**Work task**
Each record is to be reproduced verbatim.

[Available records Boundary: Start]

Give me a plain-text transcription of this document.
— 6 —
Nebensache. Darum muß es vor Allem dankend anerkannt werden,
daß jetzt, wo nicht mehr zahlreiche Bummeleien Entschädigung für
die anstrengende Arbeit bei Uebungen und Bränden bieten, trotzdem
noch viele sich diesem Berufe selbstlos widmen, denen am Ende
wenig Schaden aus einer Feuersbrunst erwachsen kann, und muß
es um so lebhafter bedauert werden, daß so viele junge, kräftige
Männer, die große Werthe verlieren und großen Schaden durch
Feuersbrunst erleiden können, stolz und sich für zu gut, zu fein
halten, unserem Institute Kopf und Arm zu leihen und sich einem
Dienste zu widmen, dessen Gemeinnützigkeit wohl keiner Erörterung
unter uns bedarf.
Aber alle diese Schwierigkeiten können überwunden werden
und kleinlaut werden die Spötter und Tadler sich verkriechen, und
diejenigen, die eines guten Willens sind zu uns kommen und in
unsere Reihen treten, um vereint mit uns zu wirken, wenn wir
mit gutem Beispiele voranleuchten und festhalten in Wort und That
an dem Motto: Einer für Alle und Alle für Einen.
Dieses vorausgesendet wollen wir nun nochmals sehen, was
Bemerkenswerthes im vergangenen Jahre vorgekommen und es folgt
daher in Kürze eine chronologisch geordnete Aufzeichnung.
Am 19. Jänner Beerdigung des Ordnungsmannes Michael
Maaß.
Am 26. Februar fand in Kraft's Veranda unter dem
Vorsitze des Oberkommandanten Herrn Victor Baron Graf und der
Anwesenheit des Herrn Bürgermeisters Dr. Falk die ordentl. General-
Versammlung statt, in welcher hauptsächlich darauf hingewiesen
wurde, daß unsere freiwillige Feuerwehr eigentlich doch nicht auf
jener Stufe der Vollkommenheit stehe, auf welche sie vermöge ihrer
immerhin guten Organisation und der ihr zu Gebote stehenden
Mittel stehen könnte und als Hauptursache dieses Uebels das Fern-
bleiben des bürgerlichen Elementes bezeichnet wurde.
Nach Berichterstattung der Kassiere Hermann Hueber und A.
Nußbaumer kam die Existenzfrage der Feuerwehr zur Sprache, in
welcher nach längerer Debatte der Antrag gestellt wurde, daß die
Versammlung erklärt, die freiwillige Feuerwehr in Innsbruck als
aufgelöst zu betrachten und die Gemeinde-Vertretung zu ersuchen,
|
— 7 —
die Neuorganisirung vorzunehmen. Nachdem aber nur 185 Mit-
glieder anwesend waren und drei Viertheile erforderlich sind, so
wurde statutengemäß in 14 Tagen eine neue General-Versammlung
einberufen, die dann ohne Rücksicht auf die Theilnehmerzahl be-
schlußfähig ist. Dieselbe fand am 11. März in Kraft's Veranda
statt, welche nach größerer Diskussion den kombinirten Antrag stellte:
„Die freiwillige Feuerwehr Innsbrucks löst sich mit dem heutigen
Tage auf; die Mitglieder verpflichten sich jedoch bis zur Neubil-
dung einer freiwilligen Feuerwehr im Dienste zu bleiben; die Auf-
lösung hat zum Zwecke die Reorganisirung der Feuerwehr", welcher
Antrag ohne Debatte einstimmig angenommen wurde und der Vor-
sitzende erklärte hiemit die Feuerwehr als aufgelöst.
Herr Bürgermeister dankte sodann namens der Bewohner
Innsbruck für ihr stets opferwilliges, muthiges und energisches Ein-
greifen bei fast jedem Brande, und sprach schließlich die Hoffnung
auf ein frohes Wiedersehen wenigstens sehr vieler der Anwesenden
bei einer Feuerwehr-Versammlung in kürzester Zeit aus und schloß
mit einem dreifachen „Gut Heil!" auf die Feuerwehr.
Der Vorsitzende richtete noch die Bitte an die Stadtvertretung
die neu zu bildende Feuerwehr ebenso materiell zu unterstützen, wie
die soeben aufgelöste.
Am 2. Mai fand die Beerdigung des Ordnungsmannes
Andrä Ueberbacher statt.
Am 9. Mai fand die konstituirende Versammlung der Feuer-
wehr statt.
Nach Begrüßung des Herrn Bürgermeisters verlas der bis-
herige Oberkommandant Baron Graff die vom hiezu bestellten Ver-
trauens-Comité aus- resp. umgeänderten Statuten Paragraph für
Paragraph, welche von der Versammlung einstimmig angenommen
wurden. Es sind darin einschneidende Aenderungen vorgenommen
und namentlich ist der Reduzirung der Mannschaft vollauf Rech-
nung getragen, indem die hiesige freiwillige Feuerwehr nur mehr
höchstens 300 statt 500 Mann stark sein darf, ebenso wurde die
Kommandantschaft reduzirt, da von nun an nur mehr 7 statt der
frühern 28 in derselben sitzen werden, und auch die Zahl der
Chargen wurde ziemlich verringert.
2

[Available records Boundary: End]

**Output for this exercise**
Give me a plain-text transcription of this document.
— 6 —
Nebensache. Darum muß es vor Allem dankend anerkannt werden,
daß jetzt, wo nicht mehr zahlreiche Bummeleien Entschädigung für
die anstrengende Arbeit bei Uebungen und Bränden bieten, trotzdem
noch viele sich diesem Berufe selbstlos widmen, denen am Ende
wenig Schaden aus einer Feuersbrunst erwachsen kann, und muß
es um so lebhafter bedauert werden, daß so viele junge, kräftige
Männer, die große Werthe verlieren und großen Schaden durch
Feuersbrunst erleiden können, stolz und sich für zu gut, zu fein
halten, unserem Institute Kopf und Arm zu leihen und sich einem
Dienste zu widmen, dessen Gemeinnützigkeit wohl keiner Erörterung
unter uns bedarf.
Aber alle diese Schwierigkeiten können überwunden werden
und kleinlaut werden die Spötter und Tadler sich verkriechen, und
diejenigen, die eines guten Willens sind zu uns kommen und in
unsere Reihen treten, um vereint mit uns zu wirken, wenn wir
mit gutem Beispiele voranleuchten und festhalten in Wort und That
an dem Motto: Einer für Alle und Alle für Einen.
Dieses vorausgesendet wollen wir nun nochmals sehen, was
Bemerkenswerthes im vergangenen Jahre vorgekommen und es folgt
daher in Kürze eine chronologisch geordnete Aufzeichnung.
Am 19. Jänner Beerdigung des Ordnungsmannes Michael
Maaß.
Am 26. Februar fand in Kraft's Veranda unter dem
Vorsitze des Oberkommandanten Herrn Victor Baron Graf und der
Anwesenheit des Herrn Bürgermeisters Dr. Falk die ordentl. General-
Versammlung statt, in welcher hauptsächlich darauf hingewiesen
wurde, daß unsere freiwillige Feuerwehr eigentlich doch nicht auf
jener Stufe der Vollkommenheit stehe, auf welche sie vermöge ihrer
immerhin guten Organisation und der ihr zu Gebote stehenden
Mittel stehen könnte und als Hauptursache dieses Uebels das Fern-
bleiben des bürgerlichen Elementes bezeichnet wurde.
Nach Berichterstattung der Kassiere Hermann Hueber und A.
Nußbaumer kam die Existenzfrage der Feuerwehr zur Sprache, in
welcher nach längerer Debatte der Antrag gestellt wurde, daß die
Versammlung erklärt, die freiwillige Feuerwehr in Innsbruck als
aufgelöst zu betrachten und die Gemeinde-Vertretung zu ersuchen,
|
— 7 —
die Neuorganisirung vorzunehmen. Nachdem aber nur 185 Mit-
glieder anwesend waren und drei Viertheile erforderlich sind, so
wurde statutengemäß in 14 Tagen eine neue General-Versammlung
einberufen, die dann ohne Rücksicht auf die Theilnehmerzahl be-
schlußfähig ist. Dieselbe fand am 11. März in Kraft's Veranda
statt, welche nach größerer Diskussion den kombinirten Antrag stellte:
„Die freiwillige Feuerwehr Innsbrucks löst sich mit dem heutigen
Tage auf; die Mitglieder verpflichten sich jedoch bis zur Neubil-
dung einer freiwilligen Feuerwehr im Dienste zu bleiben; die Auf-
lösung hat zum Zwecke die Reorganisirung der Feuerwehr", welcher
Antrag ohne Debatte einstimmig angenommen wurde und der Vor-
sitzende erklärte hiemit die Feuerwehr als aufgelöst.
Herr Bürgermeister dankte sodann namens der Bewohner
Innsbruck für ihr stets opferwilliges, muthiges und energisches Ein-
greifen bei fast jedem Brande, und sprach schließlich die Hoffnung
auf ein frohes Wiedersehen wenigstens sehr vieler der Anwesenden
bei einer Feuerwehr-Versammlung in kürzester Zeit aus und schloß
mit einem dreifachen „Gut Heil!" auf die Feuerwehr.
Der Vorsitzende richtete noch die Bitte an die Stadtvertretung
die neu zu bildende Feuerwehr ebenso materiell zu unterstützen, wie
die soeben aufgelöste.
Am 2. Mai fand die Beerdigung des Ordnungsmannes
Andrä Ueberbacher statt.
Am 9. Mai fand die konstituirende Versammlung der Feuer-
wehr statt.
Nach Begrüßung des Herrn Bürgermeisters verlas der bis-
herige Oberkommandant Baron Graff die vom hiezu bestellten Ver-
trauens-Comité aus- resp. umgeänderten Statuten Paragraph für
Paragraph, welche von der Versammlung einstimmig angenommen
wurden. Es sind darin einschneidende Aenderungen vorgenommen
und namentlich ist der Reduzirung der Mannschaft vollauf Rech-
nung getragen, indem die hiesige freiwillige Feuerwehr nur mehr
höchstens 300 statt 500 Mann stark sein darf, ebenso wurde die
Kommandantschaft reduzirt, da von nun an nur mehr 7 statt der
frühern 28 in derselben sitzen werden, und auch die Zahl der
Chargen wurde ziemlich verringert.
2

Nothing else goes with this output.